#### SHORT PROBLEM:
Below are entries to be transcribed exactly; exclude the pictures from the copy.

#### MATERIAL FOR THIS EXERCISE:
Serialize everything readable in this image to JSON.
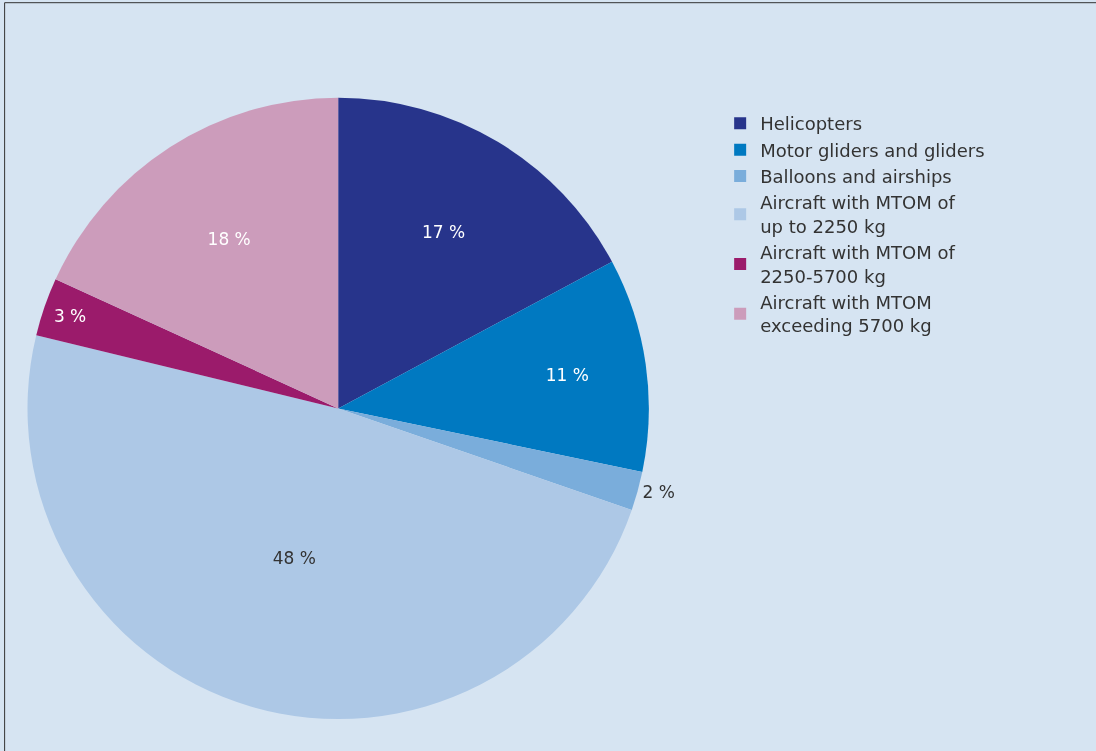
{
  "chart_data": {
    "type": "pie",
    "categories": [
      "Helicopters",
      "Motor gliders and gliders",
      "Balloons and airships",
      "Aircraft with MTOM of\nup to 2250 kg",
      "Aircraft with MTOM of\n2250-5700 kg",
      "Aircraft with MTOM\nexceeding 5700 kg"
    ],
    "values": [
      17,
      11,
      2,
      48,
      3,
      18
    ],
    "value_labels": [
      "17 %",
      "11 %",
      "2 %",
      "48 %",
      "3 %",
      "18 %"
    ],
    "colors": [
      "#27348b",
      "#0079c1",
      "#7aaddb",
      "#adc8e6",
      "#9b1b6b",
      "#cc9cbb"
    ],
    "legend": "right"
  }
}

#### RESULT FOR THIS EXERCISE:
Serialize everything readable in this image to JSON.
{
  "chart_data": {
    "type": "pie",
    "categories": [
      "Helicopters",
      "Motor gliders and gliders",
      "Balloons and airships",
      "Aircraft with MTOM of\nup to 2250 kg",
      "Aircraft with MTOM of\n2250-5700 kg",
      "Aircraft with MTOM\nexceeding 5700 kg"
    ],
    "values": [
      17,
      11,
      2,
      48,
      3,
      18
    ],
    "value_labels": [
      "17 %",
      "11 %",
      "2 %",
      "48 %",
      "3 %",
      "18 %"
    ],
    "colors": [
      "#27348b",
      "#0079c1",
      "#7aaddb",
      "#adc8e6",
      "#9b1b6b",
      "#cc9cbb"
    ],
    "legend": "right"
  }
}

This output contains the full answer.